■ **Text passage**:
..............................

This article was published as a part of the Data Science Blogathon.


With the demand for big data and machine learning, this article provides an introduction to Spark MLlib, its components, and how it works. This covers the main topics of using machine learning algorithms in Apache Spark.


Apache Spark is a data processing framework that can quickly perform processing tasks on very large data sets and can also distribute data processing tasks across multiple computers, either on its own or in tandem with other distributed computing tools. It is a lightning-fast unified analytics engine for big data and machine learning

To support Python with Spark, the Apache Spark community released a tool, PySpark. Using PySpark, one can work with RDDs in Python programming language.

..............................

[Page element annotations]

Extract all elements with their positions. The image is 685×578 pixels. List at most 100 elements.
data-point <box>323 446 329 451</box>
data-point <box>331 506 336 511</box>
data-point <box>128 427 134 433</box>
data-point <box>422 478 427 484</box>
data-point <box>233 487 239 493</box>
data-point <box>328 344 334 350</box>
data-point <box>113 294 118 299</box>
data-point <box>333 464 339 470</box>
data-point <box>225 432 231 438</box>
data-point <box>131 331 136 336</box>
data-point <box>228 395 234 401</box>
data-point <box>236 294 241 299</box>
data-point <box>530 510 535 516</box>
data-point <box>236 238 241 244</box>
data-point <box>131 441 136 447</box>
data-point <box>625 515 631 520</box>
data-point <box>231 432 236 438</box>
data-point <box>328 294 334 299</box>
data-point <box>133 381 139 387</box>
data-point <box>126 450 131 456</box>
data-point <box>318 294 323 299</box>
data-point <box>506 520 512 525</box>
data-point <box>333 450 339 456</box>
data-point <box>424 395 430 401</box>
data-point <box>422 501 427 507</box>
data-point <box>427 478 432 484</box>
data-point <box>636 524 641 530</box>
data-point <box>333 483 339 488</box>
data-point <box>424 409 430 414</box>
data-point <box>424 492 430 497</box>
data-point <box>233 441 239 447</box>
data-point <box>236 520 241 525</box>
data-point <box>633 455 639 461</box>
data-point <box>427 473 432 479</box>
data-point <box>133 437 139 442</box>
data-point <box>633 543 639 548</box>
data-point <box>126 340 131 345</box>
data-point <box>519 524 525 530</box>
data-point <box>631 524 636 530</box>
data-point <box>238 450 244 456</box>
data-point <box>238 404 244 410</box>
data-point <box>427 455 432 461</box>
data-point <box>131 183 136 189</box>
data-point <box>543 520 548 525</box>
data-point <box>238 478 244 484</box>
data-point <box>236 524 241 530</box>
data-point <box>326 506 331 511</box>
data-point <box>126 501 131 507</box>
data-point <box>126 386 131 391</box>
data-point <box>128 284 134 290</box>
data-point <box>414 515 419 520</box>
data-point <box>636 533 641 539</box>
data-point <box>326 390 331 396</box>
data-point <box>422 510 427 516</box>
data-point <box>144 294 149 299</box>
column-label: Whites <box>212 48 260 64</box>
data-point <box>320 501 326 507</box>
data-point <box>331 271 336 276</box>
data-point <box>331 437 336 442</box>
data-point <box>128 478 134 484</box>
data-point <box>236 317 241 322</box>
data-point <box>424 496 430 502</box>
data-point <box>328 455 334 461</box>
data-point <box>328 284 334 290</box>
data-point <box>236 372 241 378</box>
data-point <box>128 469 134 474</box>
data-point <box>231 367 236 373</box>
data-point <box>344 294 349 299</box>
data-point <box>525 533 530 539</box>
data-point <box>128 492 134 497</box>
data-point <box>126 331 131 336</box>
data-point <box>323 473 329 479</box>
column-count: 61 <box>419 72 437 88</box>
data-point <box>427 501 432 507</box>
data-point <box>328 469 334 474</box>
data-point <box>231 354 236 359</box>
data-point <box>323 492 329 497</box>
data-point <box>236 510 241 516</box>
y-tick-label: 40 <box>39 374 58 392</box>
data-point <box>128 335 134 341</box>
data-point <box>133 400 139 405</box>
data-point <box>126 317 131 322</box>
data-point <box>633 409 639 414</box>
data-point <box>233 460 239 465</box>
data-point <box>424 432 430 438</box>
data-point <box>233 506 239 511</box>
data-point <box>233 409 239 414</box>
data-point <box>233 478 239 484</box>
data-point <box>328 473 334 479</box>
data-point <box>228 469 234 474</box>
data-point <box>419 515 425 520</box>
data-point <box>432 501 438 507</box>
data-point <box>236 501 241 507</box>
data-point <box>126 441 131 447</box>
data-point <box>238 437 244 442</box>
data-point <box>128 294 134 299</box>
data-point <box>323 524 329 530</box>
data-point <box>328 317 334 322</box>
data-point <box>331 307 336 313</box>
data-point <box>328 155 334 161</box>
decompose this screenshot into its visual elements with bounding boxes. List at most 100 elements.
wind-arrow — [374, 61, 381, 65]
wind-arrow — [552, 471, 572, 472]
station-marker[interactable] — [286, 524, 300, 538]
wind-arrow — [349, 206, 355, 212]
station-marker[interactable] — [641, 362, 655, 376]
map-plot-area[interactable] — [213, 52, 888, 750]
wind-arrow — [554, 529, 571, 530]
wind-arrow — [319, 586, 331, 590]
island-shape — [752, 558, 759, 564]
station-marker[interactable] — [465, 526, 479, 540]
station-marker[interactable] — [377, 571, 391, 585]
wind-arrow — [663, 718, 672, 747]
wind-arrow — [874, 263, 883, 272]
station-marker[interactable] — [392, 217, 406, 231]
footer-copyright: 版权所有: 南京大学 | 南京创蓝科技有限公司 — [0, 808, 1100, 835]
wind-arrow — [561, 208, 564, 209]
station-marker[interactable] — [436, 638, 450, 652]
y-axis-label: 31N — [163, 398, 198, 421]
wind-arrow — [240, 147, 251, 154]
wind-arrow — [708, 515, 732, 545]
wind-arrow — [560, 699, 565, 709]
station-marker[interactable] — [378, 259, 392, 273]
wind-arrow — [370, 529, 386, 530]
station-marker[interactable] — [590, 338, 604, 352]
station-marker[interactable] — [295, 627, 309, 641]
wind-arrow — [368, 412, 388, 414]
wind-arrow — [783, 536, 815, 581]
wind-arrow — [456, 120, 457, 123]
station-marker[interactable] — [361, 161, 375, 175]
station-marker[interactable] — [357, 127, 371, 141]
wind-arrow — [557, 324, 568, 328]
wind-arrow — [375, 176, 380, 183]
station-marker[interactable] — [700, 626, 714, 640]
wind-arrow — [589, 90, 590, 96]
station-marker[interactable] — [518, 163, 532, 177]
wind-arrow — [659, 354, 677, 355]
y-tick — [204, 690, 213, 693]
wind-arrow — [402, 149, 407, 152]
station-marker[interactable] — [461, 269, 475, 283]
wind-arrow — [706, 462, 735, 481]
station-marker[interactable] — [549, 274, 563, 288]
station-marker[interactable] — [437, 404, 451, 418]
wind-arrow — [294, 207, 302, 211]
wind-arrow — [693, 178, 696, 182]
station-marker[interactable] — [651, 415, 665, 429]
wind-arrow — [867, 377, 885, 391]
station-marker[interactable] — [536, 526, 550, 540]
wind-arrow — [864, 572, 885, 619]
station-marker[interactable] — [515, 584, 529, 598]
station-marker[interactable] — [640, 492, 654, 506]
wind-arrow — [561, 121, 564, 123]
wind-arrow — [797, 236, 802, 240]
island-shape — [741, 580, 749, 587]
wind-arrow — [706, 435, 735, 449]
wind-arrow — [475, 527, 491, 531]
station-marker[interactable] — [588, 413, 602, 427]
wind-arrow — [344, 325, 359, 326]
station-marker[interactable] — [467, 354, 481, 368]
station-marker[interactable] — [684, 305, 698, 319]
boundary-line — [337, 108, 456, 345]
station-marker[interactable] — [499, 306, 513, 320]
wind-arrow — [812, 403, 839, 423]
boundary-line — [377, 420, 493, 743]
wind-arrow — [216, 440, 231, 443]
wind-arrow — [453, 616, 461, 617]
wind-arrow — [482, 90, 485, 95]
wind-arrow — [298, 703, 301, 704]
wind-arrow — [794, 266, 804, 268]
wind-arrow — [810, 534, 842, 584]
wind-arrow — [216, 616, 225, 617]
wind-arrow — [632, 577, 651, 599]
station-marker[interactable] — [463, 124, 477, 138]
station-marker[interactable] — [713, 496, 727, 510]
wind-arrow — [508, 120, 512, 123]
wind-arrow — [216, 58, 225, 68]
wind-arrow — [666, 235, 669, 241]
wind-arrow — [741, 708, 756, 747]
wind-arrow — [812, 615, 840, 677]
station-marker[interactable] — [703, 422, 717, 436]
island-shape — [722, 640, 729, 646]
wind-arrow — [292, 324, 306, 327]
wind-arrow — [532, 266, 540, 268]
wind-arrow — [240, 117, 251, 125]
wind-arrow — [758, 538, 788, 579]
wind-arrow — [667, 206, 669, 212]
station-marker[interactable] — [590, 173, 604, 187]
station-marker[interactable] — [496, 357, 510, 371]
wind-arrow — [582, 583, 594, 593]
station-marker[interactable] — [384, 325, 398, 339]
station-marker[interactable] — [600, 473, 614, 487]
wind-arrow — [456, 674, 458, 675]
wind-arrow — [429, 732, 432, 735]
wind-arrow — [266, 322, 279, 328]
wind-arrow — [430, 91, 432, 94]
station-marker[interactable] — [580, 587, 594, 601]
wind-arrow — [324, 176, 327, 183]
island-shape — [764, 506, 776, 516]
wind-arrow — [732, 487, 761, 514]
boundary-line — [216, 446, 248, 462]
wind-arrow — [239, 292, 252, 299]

..............................

■ **Exercise**:
In the Apache Spark passage above, copy word for word the stretch from "With the demand" up to and including "Python programming language.".

■ **The solution**:
With the demand for big data and machine learning, this article provides an introduction to Spark MLlib, its components, and how it works. This covers the main topics of using machine learning algorithms in Apache Spark.


Apache Spark is a data processing framework that can quickly perform processing tasks on very large data sets and can also distribute data processing tasks across multiple computers, either on its own or in tandem with other distributed computing tools. It is a lightning-fast unified analytics engine for big data and machine learning

To support Python with Spark, the Apache Spark community released a tool, PySpark. Using PySpark, one can work with RDDs in Python programming language.